** start SUPPLIED DATA **

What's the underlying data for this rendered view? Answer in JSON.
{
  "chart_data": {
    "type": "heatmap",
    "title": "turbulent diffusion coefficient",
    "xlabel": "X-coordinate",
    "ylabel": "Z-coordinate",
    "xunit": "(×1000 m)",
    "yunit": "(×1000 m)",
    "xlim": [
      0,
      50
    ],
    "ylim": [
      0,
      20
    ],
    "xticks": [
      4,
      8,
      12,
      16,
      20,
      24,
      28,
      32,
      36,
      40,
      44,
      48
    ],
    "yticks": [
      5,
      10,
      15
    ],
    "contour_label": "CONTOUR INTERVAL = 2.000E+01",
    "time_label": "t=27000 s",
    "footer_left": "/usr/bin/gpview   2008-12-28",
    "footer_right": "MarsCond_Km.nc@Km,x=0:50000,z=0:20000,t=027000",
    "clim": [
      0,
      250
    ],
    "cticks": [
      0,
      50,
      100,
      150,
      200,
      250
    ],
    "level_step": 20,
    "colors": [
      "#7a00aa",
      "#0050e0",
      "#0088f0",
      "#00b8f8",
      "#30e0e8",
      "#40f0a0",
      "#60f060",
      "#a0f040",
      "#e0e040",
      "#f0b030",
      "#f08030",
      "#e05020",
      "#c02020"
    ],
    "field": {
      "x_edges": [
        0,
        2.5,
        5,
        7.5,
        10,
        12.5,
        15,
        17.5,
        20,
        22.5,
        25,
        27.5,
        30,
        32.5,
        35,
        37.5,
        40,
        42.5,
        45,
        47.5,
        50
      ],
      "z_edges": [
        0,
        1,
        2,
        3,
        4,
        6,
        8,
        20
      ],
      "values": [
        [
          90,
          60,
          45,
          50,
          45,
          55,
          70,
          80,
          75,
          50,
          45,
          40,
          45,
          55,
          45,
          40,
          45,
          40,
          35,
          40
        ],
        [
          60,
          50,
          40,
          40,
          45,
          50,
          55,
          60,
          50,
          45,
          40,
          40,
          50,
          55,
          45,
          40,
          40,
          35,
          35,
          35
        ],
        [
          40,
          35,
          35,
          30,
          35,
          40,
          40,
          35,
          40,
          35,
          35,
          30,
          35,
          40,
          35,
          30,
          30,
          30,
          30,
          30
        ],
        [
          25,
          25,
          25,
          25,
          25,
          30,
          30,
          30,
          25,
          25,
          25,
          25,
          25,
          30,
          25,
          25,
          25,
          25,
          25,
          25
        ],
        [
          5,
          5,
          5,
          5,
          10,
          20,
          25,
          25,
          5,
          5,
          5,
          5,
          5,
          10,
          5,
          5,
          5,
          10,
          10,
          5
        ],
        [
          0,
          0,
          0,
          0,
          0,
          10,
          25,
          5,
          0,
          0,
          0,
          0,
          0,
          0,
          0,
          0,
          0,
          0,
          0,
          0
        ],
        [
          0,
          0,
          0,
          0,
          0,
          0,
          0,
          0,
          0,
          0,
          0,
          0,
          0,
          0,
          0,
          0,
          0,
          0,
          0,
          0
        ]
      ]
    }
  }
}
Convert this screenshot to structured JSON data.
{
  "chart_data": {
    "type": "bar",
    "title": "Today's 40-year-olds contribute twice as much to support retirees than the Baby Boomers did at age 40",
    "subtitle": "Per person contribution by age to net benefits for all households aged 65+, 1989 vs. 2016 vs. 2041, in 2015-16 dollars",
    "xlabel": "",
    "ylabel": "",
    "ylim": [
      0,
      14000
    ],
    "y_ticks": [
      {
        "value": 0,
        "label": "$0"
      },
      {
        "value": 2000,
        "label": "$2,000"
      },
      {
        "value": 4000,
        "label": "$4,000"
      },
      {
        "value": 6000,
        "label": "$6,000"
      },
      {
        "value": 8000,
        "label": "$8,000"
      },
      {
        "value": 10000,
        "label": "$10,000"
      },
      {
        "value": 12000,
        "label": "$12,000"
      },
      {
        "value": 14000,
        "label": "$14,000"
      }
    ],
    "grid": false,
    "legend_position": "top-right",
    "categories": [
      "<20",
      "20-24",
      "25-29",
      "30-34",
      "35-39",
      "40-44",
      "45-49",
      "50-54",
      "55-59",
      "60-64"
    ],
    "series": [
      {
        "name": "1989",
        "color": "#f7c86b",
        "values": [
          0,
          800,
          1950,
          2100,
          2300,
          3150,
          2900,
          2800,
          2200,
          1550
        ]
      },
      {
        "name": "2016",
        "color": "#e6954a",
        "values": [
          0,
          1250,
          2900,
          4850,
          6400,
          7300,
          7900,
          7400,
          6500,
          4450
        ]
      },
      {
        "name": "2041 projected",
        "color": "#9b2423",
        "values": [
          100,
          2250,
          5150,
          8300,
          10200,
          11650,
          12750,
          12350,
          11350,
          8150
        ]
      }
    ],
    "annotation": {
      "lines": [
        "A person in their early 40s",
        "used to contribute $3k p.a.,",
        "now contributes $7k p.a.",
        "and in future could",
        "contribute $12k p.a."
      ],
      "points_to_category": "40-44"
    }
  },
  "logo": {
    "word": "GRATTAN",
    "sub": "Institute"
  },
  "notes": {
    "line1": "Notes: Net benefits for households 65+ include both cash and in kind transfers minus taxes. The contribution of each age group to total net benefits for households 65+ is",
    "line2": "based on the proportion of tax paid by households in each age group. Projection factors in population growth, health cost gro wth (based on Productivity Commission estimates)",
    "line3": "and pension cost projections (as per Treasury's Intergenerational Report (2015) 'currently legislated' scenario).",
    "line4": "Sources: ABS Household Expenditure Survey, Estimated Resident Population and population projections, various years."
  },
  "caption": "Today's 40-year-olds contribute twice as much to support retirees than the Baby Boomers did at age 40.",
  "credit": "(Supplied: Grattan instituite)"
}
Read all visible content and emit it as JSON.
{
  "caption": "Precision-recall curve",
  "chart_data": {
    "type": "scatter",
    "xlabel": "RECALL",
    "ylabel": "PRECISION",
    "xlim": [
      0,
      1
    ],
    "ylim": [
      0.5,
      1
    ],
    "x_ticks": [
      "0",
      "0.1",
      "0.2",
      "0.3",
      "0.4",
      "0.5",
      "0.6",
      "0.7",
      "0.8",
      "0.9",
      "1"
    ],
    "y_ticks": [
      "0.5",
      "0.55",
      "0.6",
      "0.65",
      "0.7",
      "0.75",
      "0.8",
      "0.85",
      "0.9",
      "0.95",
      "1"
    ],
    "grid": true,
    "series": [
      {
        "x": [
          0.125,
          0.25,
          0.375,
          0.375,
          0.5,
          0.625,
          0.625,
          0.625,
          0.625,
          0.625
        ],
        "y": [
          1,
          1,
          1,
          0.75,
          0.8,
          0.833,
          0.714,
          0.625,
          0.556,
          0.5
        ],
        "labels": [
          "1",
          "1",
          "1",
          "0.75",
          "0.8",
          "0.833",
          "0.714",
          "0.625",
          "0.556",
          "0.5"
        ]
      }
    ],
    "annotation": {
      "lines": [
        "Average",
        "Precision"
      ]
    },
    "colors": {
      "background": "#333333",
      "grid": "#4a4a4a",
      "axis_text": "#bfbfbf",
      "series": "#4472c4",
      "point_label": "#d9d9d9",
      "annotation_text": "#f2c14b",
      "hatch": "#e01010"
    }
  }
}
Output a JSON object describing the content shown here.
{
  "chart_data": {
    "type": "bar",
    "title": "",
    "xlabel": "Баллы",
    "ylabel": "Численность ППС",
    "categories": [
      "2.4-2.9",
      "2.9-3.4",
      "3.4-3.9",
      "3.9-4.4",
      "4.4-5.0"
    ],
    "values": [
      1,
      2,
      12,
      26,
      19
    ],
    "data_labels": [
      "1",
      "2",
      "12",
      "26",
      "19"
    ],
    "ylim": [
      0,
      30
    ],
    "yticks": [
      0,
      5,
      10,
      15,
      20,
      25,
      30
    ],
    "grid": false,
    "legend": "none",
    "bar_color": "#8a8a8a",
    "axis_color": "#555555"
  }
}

** end SUPPLIED DATA **

- _TASK INSTRUCTIONS_
For this exercise, please retype exactly the lines in the listing from the line with "Output a JSON" through its last line, both ends included.

- _EXERCISE OUTPUT_
Output a JSON object describing the content shown here.
{
  "chart_data": {
    "type": "bar",
    "title": "",
    "xlabel": "Баллы",
    "ylabel": "Численность ППС",
    "categories": [
      "2.4-2.9",
      "2.9-3.4",
      "3.4-3.9",
      "3.9-4.4",
      "4.4-5.0"
    ],
    "values": [
      1,
      2,
      12,
      26,
      19
    ],
    "data_labels": [
      "1",
      "2",
      "12",
      "26",
      "19"
    ],
    "ylim": [
      0,
      30
    ],
    "yticks": [
      0,
      5,
      10,
      15,
      20,
      25,
      30
    ],
    "grid": false,
    "legend": "none",
    "bar_color": "#8a8a8a",
    "axis_color": "#555555"
  }
}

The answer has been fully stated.